> DATASET
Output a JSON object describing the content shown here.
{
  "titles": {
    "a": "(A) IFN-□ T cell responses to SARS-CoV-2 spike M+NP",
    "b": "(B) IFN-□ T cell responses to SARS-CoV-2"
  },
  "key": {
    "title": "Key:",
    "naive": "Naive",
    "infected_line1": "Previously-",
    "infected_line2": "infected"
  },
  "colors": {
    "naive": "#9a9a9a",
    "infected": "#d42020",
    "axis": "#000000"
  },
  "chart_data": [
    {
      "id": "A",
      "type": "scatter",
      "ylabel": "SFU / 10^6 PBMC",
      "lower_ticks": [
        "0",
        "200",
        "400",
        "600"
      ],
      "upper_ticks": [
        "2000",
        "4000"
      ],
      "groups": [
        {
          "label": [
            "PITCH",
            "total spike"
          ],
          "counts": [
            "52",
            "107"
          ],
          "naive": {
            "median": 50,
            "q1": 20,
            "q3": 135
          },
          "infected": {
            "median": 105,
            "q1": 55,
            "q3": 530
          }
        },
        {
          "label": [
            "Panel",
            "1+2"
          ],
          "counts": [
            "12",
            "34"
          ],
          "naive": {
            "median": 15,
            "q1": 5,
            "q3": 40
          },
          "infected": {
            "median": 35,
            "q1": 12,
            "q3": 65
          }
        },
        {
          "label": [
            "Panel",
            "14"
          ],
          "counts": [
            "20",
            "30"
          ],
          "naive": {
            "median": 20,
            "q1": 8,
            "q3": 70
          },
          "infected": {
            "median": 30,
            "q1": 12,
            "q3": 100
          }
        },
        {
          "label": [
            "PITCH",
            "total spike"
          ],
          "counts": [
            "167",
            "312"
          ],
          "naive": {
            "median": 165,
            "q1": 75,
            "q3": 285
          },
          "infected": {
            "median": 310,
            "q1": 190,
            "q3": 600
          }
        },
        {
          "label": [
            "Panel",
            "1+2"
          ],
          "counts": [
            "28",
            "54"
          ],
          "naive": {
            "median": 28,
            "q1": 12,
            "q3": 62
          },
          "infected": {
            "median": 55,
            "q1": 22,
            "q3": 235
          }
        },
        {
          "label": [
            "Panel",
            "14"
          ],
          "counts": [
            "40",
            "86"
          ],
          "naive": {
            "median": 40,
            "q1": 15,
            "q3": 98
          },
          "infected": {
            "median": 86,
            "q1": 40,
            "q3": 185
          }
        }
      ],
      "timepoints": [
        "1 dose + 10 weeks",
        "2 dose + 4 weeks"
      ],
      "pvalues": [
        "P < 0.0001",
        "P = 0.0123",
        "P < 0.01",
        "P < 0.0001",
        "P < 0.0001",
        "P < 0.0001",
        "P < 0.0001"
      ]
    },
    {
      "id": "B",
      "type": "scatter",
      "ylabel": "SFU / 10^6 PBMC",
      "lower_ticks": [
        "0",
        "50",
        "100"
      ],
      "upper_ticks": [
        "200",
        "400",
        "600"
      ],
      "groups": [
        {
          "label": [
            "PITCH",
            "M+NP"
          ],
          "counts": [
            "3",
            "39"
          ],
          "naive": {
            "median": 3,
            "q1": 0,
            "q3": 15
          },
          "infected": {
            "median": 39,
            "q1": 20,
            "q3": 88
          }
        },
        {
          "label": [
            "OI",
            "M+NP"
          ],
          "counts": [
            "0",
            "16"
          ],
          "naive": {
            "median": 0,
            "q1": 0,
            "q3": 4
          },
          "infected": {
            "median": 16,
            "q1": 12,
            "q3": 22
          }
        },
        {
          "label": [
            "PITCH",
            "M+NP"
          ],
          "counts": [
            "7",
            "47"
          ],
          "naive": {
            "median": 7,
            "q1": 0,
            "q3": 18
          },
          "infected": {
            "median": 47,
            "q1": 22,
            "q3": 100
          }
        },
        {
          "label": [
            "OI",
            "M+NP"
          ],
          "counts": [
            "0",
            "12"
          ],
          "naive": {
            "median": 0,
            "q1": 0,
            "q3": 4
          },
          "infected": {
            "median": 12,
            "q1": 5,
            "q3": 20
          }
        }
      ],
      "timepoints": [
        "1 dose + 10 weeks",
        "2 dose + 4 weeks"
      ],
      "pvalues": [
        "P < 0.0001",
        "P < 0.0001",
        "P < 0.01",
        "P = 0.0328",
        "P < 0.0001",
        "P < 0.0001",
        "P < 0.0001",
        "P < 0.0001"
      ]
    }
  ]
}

> WRITTEN EXERCISE
Copy each line of the records containing the string "responses".

> CORRECT RESPONSE
    "a": "(A) IFN-□ T cell responses to SARS-CoV-2 spike M+NP",
    "b": "(B) IFN-□ T cell responses to SARS-CoV-2"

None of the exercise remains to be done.